_Task description_
Transcribe all the entries word for word, but omit the images.

Stored records
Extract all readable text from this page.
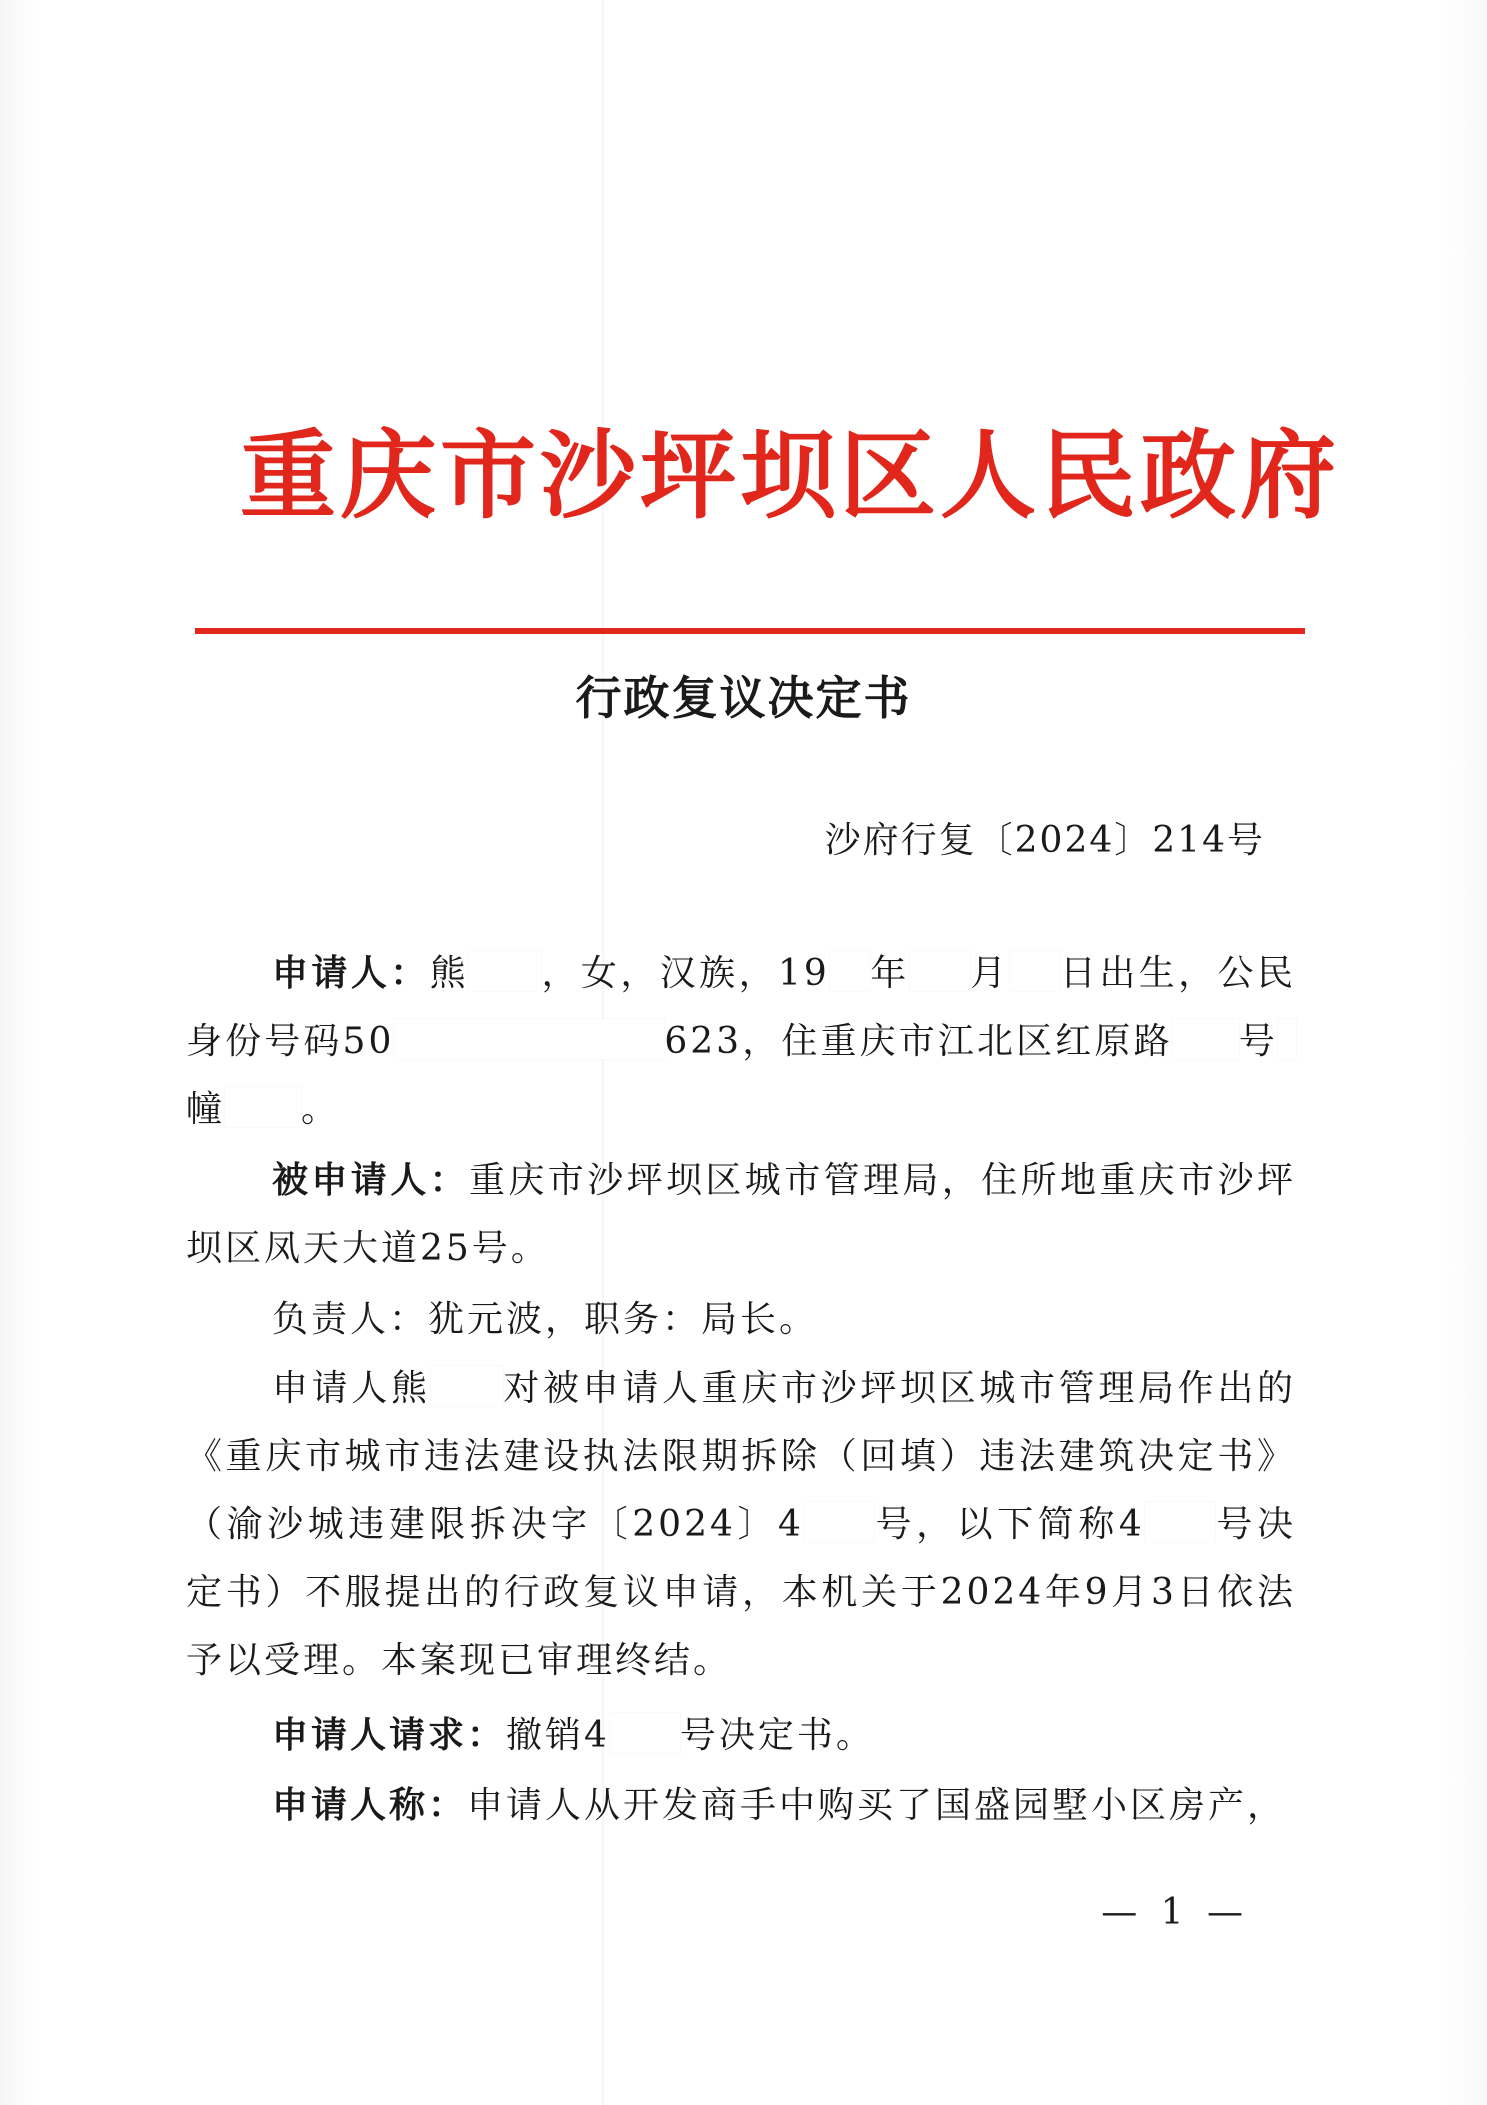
重庆市沙坪坝区人民政府
行政复议决定书
沙府行复〔2024〕214号
申请人：熊 ，女，汉族，19 年 月 日出生，公民身份号码50	623，住重庆市江北区红原路 号幢 。
被申请人：重庆市沙坪坝区城市管理局，住所地重庆市沙坪坝区凤天大道25号。
负责人：犹元波，职务：局长。
申请人熊 对被申请人重庆市沙坪坝区城市管理局作出的《重庆市城市违法建设执法限期拆除（回填）违法建筑决定书》（渝沙城违建限拆决字〔2024〕4 号，以下简称4 号决定书）不服提出的行政复议申请，本机关于2024年9月3日依法予以受理。本案现已审理终结。
申请人请求：撤销4 号决定书。
申请人称：申请人从开发商手中购买了国盛园墅小区房产，
— 1 —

_Reply_
Extract all readable text from this page.
重庆市沙坪坝区人民政府
行政复议决定书
沙府行复〔2024〕214号
申请人：熊 ，女，汉族，19 年 月 日出生，公民身份号码50	623，住重庆市江北区红原路 号幢 。
被申请人：重庆市沙坪坝区城市管理局，住所地重庆市沙坪坝区凤天大道25号。
负责人：犹元波，职务：局长。
申请人熊 对被申请人重庆市沙坪坝区城市管理局作出的《重庆市城市违法建设执法限期拆除（回填）违法建筑决定书》（渝沙城违建限拆决字〔2024〕4 号，以下简称4 号决定书）不服提出的行政复议申请，本机关于2024年9月3日依法予以受理。本案现已审理终结。
申请人请求：撤销4 号决定书。
申请人称：申请人从开发商手中购买了国盛园墅小区房产，
— 1 —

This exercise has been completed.